▶ **GOAL**
Please repeat all of the listing exactly.

+++++

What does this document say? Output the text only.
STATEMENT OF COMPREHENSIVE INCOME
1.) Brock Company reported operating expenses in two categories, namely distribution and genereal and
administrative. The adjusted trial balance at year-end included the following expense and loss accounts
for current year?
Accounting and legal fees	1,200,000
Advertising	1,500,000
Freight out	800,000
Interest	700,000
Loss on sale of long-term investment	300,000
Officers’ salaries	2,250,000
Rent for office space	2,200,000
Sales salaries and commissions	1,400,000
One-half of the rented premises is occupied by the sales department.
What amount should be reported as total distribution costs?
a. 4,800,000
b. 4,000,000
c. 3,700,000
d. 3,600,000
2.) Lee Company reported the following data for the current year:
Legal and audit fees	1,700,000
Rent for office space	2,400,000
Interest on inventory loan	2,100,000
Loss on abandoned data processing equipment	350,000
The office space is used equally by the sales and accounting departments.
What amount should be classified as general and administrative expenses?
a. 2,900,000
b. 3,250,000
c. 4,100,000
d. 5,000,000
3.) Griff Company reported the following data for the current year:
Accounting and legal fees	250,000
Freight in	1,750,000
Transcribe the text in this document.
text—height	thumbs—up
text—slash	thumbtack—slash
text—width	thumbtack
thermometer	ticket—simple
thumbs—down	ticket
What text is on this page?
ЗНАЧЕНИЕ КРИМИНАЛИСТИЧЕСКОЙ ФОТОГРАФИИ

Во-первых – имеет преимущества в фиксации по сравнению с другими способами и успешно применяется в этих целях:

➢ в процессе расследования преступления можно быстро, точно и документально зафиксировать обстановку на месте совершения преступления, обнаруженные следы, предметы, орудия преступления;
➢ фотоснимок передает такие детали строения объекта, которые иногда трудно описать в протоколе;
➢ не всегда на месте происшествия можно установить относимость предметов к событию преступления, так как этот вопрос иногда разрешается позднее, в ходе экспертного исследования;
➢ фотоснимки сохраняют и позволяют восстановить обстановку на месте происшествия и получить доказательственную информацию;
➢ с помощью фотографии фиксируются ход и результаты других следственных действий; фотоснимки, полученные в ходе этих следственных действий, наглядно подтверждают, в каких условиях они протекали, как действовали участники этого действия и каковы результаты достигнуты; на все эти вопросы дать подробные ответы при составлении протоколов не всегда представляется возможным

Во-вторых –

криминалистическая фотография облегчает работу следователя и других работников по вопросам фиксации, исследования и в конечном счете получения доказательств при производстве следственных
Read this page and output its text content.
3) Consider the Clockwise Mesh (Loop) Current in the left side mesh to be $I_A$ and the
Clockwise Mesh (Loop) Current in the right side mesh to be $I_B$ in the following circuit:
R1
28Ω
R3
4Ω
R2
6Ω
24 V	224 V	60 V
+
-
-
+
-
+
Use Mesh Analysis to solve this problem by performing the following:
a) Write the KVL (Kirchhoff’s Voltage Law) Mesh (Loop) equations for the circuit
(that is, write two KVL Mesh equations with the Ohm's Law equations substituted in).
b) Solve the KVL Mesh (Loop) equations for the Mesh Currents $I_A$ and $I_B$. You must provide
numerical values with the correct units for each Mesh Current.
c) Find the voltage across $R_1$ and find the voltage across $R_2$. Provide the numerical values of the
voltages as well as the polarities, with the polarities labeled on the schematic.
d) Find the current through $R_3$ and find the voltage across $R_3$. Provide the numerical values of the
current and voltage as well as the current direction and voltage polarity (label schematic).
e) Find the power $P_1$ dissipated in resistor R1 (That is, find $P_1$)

+++++

▶ **FULL ANSWER**
What does this document say? Output the text only.
STATEMENT OF COMPREHENSIVE INCOME
1.) Brock Company reported operating expenses in two categories, namely distribution and genereal and
administrative. The adjusted trial balance at year-end included the following expense and loss accounts
for current year?
Accounting and legal fees	1,200,000
Advertising	1,500,000
Freight out	800,000
Interest	700,000
Loss on sale of long-term investment	300,000
Officers’ salaries	2,250,000
Rent for office space	2,200,000
Sales salaries and commissions	1,400,000
One-half of the rented premises is occupied by the sales department.
What amount should be reported as total distribution costs?
a. 4,800,000
b. 4,000,000
c. 3,700,000
d. 3,600,000
2.) Lee Company reported the following data for the current year:
Legal and audit fees	1,700,000
Rent for office space	2,400,000
Interest on inventory loan	2,100,000
Loss on abandoned data processing equipment	350,000
The office space is used equally by the sales and accounting departments.
What amount should be classified as general and administrative expenses?
a. 2,900,000
b. 3,250,000
c. 4,100,000
d. 5,000,000
3.) Griff Company reported the following data for the current year:
Accounting and legal fees	250,000
Freight in	1,750,000
Transcribe the text in this document.
text—height	thumbs—up
text—slash	thumbtack—slash
text—width	thumbtack
thermometer	ticket—simple
thumbs—down	ticket
What text is on this page?
ЗНАЧЕНИЕ КРИМИНАЛИСТИЧЕСКОЙ ФОТОГРАФИИ

Во-первых – имеет преимущества в фиксации по сравнению с другими способами и успешно применяется в этих целях:

➢ в процессе расследования преступления можно быстро, точно и документально зафиксировать обстановку на месте совершения преступления, обнаруженные следы, предметы, орудия преступления;
➢ фотоснимок передает такие детали строения объекта, которые иногда трудно описать в протоколе;
➢ не всегда на месте происшествия можно установить относимость предметов к событию преступления, так как этот вопрос иногда разрешается позднее, в ходе экспертного исследования;
➢ фотоснимки сохраняют и позволяют восстановить обстановку на месте происшествия и получить доказательственную информацию;
➢ с помощью фотографии фиксируются ход и результаты других следственных действий; фотоснимки, полученные в ходе этих следственных действий, наглядно подтверждают, в каких условиях они протекали, как действовали участники этого действия и каковы результаты достигнуты; на все эти вопросы дать подробные ответы при составлении протоколов не всегда представляется возможным

Во-вторых –

криминалистическая фотография облегчает работу следователя и других работников по вопросам фиксации, исследования и в конечном счете получения доказательств при производстве следственных
Read this page and output its text content.
3) Consider the Clockwise Mesh (Loop) Current in the left side mesh to be $I_A$ and the
Clockwise Mesh (Loop) Current in the right side mesh to be $I_B$ in the following circuit:
R1
28Ω
R3
4Ω
R2
6Ω
24 V	224 V	60 V
+
-
-
+
-
+
Use Mesh Analysis to solve this problem by performing the following:
a) Write the KVL (Kirchhoff’s Voltage Law) Mesh (Loop) equations for the circuit
(that is, write two KVL Mesh equations with the Ohm's Law equations substituted in).
b) Solve the KVL Mesh (Loop) equations for the Mesh Currents $I_A$ and $I_B$. You must provide
numerical values with the correct units for each Mesh Current.
c) Find the voltage across $R_1$ and find the voltage across $R_2$. Provide the numerical values of the
voltages as well as the polarities, with the polarities labeled on the schematic.
d) Find the current through $R_3$ and find the voltage across $R_3$. Provide the numerical values of the
current and voltage as well as the current direction and voltage polarity (label schematic).
e) Find the power $P_1$ dissipated in resistor R1 (That is, find $P_1$)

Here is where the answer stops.